Some records:
**********
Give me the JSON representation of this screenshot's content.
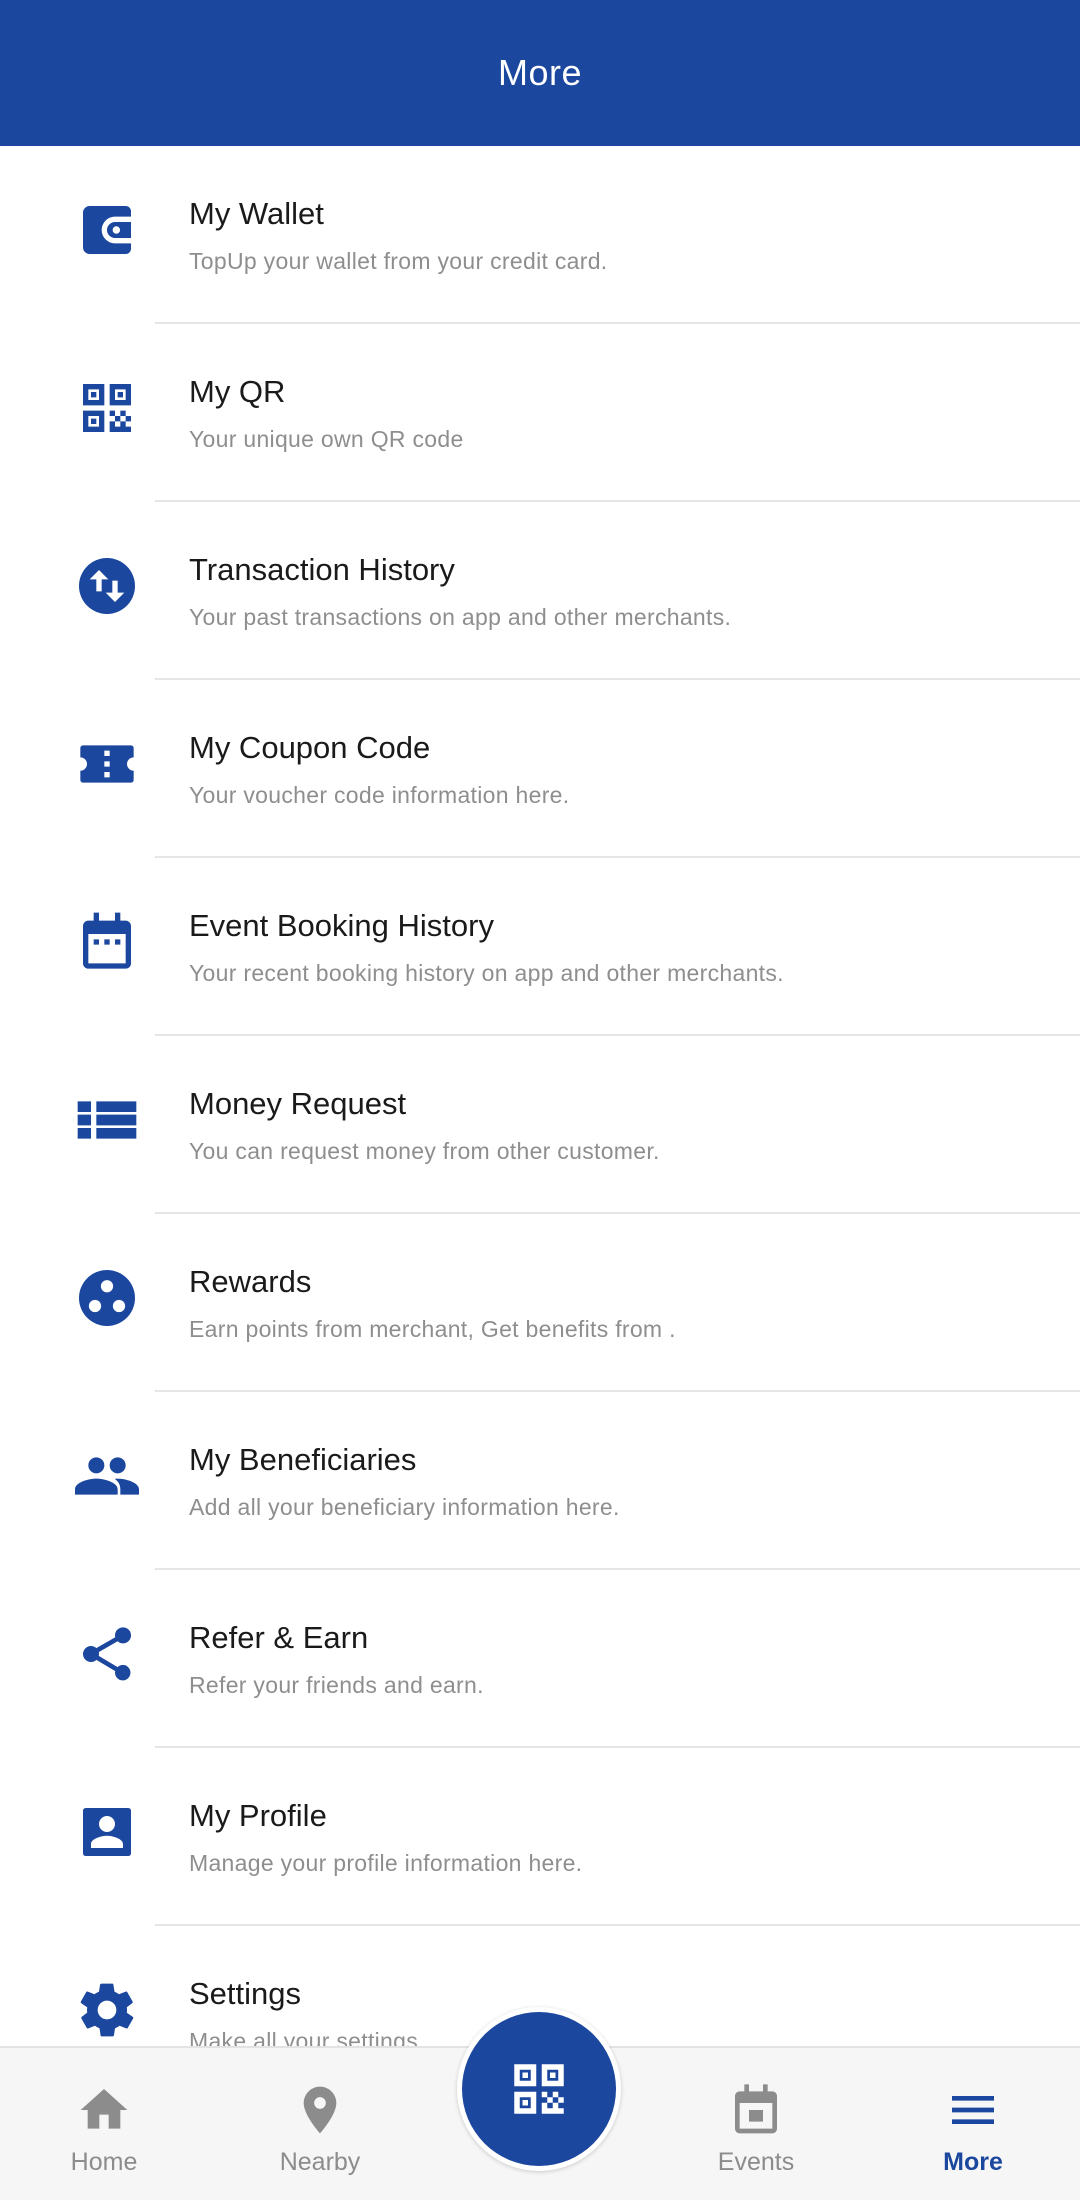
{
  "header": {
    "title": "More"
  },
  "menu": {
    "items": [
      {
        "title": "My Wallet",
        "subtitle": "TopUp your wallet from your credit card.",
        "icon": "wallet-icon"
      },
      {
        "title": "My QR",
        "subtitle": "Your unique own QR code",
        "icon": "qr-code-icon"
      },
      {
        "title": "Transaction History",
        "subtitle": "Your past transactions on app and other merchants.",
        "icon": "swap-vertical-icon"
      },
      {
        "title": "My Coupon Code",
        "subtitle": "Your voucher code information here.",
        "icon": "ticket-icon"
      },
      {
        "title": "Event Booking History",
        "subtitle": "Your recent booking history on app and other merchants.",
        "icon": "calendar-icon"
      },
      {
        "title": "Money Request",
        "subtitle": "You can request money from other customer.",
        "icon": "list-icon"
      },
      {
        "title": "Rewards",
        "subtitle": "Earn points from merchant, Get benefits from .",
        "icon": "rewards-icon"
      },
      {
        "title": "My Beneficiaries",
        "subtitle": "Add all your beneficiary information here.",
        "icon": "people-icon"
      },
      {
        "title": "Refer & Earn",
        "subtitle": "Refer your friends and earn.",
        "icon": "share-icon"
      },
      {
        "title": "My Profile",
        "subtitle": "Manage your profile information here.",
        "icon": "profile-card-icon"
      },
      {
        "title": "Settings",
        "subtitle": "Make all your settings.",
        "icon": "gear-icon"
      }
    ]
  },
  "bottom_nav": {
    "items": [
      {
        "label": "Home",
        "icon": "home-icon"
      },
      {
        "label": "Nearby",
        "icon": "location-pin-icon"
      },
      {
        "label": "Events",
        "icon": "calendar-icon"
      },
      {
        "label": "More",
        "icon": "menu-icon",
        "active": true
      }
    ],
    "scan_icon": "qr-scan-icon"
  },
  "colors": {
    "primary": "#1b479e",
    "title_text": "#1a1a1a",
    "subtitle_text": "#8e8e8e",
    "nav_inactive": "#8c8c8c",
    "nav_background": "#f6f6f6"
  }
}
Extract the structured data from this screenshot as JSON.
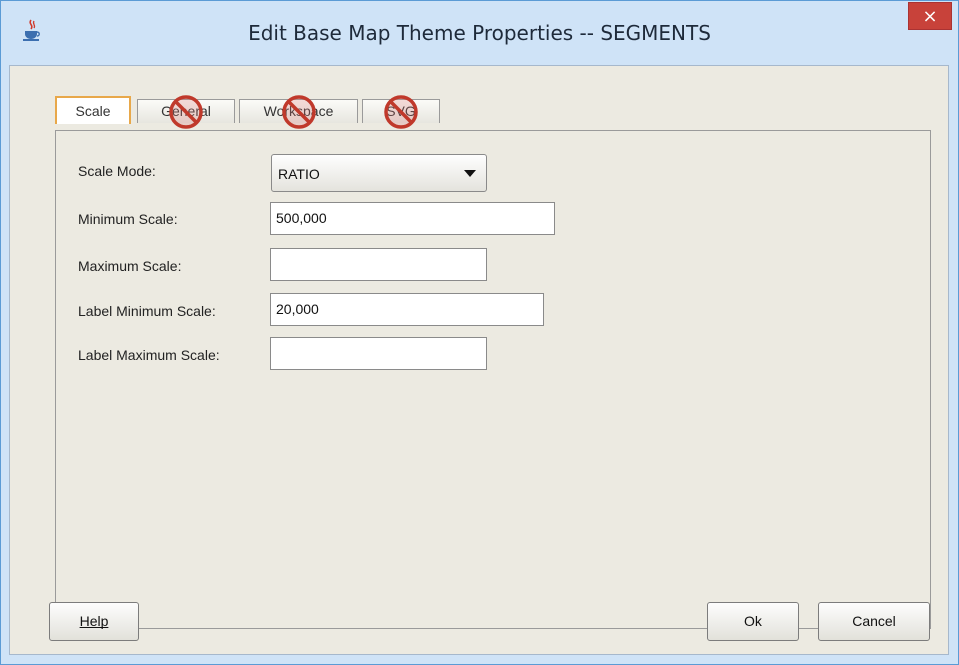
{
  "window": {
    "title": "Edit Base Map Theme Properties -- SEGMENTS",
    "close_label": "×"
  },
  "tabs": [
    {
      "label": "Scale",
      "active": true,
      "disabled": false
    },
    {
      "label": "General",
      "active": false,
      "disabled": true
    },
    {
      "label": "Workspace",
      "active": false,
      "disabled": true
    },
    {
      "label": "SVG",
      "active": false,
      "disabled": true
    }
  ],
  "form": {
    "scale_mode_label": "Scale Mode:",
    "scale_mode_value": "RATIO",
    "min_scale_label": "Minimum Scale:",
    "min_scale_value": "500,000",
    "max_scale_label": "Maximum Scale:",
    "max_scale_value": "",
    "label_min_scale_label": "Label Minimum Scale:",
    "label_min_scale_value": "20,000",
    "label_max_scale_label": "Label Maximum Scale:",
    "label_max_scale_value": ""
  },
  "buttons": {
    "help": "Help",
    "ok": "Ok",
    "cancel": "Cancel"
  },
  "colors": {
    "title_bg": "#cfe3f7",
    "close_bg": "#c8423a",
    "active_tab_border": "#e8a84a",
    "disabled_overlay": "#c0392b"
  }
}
**********
## Task to complete
Using the data above, copy each line that contains "this".

## Final result
Give me the JSON representation of this screenshot's content.
Extract the structured data from this screenshot as JSON.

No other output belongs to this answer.